Find all lines in the records that include the word "использования", and copy them out.

* **SOURCE RECORDS**:
## Start

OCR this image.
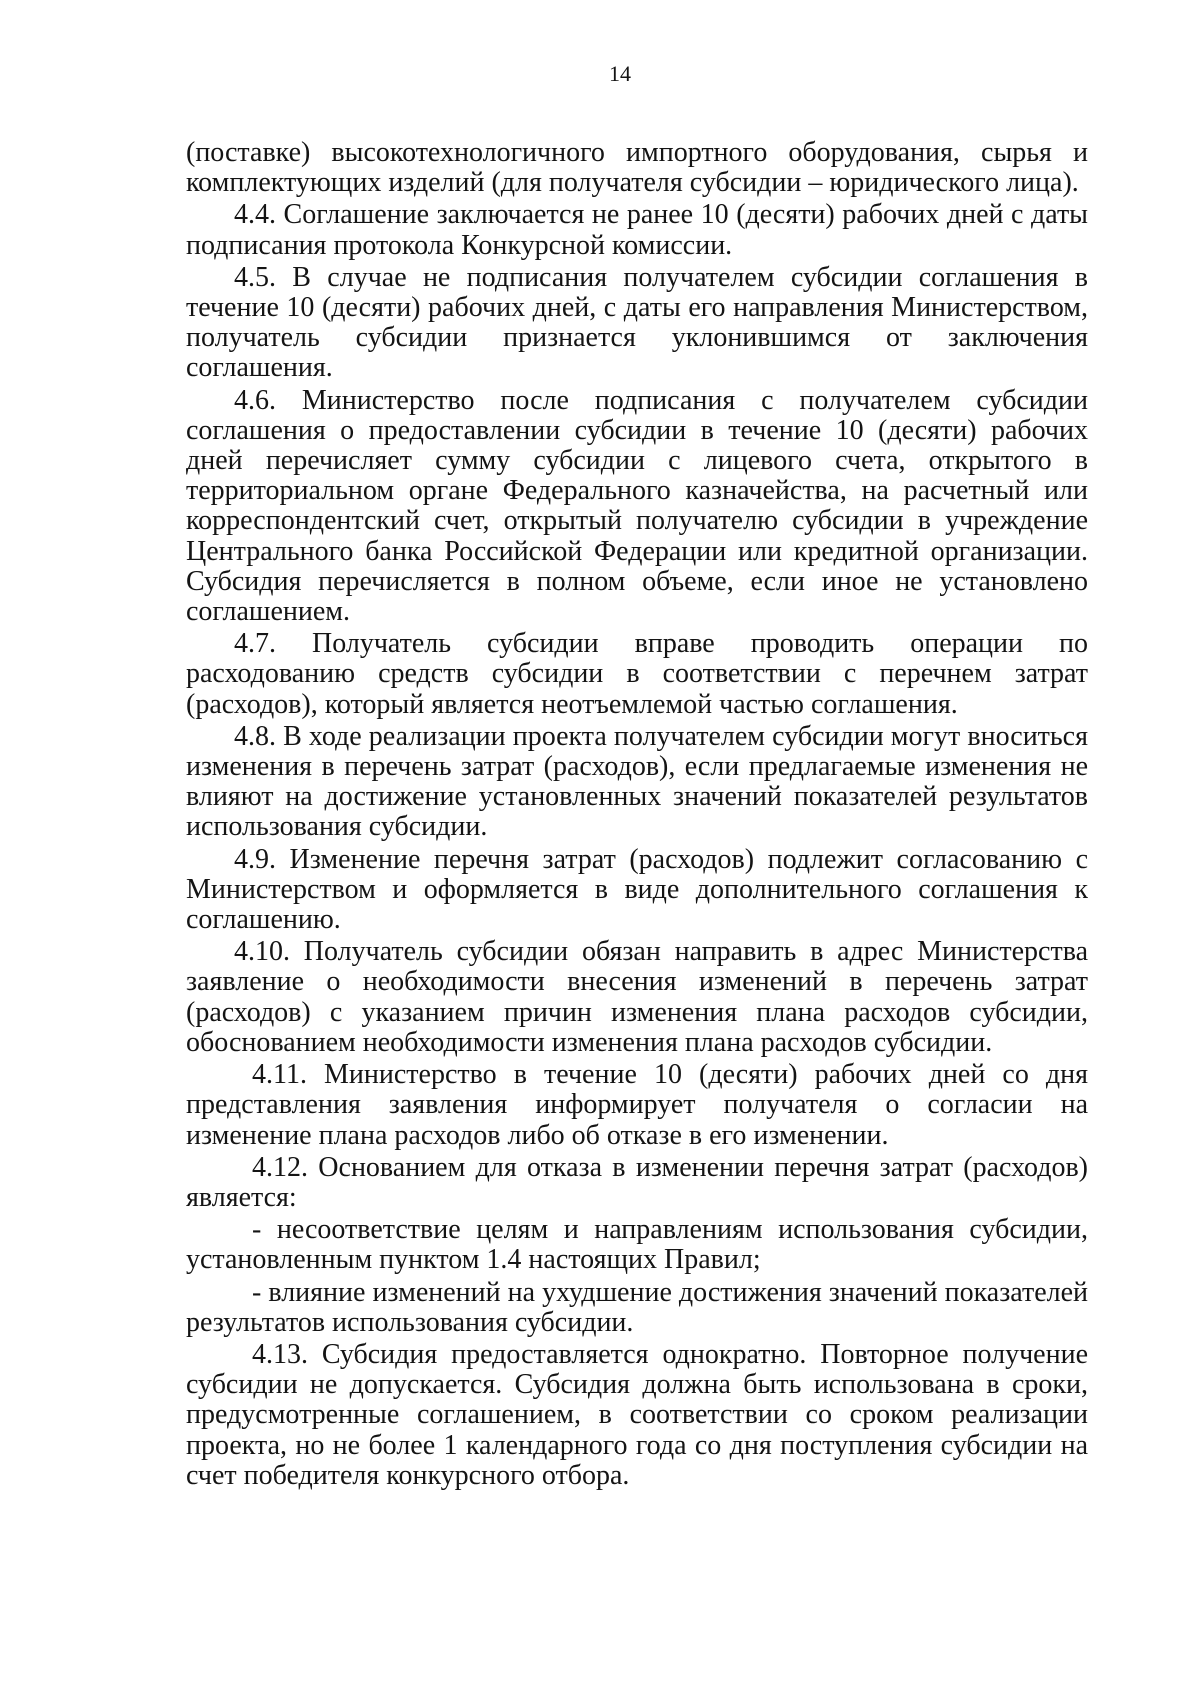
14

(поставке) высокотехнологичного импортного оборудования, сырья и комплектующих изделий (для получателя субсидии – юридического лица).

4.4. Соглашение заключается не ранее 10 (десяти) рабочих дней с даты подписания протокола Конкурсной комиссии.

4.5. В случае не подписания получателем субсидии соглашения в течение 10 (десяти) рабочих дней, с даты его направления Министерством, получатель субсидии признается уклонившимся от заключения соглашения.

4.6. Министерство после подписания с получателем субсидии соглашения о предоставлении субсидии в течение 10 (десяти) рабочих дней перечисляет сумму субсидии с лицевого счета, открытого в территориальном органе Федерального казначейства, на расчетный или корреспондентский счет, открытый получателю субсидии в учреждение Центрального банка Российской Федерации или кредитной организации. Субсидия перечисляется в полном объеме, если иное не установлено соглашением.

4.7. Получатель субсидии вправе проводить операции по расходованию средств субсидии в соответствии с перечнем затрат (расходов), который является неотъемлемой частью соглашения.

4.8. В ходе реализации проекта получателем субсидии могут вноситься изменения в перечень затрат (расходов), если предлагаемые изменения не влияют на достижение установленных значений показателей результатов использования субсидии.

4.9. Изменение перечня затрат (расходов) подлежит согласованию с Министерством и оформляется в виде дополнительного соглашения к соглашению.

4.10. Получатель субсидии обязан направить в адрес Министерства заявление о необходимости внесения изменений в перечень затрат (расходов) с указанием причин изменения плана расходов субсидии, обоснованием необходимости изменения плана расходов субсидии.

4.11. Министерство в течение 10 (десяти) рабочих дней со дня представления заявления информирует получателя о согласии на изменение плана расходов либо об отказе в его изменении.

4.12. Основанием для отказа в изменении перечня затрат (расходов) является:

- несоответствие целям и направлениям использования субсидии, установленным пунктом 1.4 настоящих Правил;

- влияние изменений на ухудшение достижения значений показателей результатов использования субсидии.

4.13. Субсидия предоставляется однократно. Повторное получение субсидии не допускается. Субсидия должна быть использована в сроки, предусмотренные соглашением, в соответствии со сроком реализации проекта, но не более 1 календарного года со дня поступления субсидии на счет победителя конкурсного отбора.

## End
## Start

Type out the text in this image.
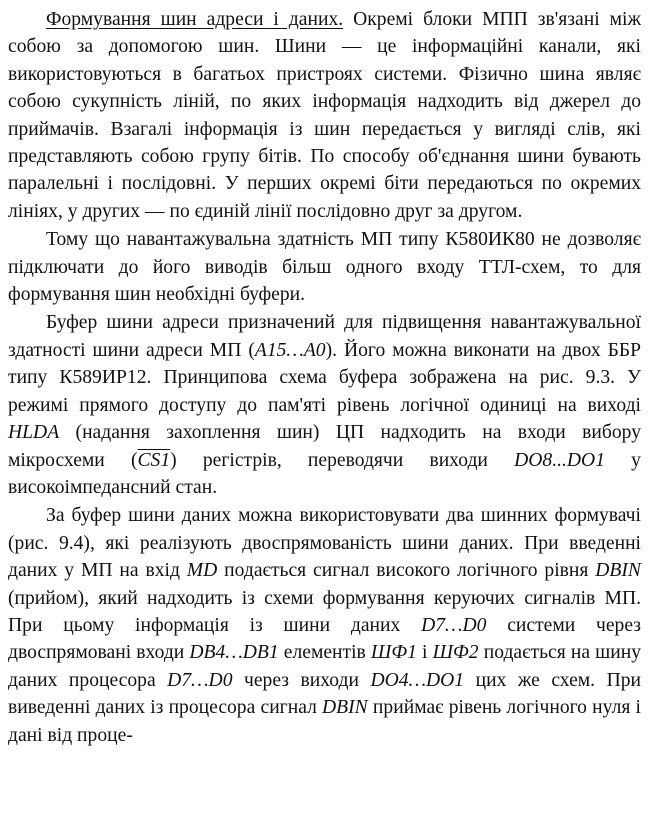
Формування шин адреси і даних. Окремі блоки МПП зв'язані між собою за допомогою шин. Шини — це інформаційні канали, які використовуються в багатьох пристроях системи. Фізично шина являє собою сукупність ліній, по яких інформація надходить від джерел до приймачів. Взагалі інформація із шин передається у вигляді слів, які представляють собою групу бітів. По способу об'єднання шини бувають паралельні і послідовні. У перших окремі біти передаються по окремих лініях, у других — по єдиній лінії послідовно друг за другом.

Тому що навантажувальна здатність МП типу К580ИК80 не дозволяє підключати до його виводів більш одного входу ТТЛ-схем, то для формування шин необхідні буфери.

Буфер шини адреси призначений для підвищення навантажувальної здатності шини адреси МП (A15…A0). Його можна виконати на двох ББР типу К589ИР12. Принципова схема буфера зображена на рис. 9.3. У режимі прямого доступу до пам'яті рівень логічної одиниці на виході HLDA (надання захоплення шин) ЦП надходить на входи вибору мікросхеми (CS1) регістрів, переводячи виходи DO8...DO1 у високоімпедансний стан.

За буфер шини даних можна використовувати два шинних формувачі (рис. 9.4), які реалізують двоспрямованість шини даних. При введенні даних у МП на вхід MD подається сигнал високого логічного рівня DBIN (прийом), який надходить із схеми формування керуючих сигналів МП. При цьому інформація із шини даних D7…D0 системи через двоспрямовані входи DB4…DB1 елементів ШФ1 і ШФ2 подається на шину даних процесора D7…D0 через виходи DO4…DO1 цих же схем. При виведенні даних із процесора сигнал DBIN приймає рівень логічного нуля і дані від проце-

## End

* **RESULT**:
4.8. В ходе реализации проекта получателем субсидии могут вноситься изменения в перечень затрат (расходов), если предлагаемые изменения не влияют на достижение установленных значений показателей результатов использования субсидии.
- несоответствие целям и направлениям использования субсидии, установленным пунктом 1.4 настоящих Правил;
- влияние изменений на ухудшение достижения значений показателей результатов использования субсидии.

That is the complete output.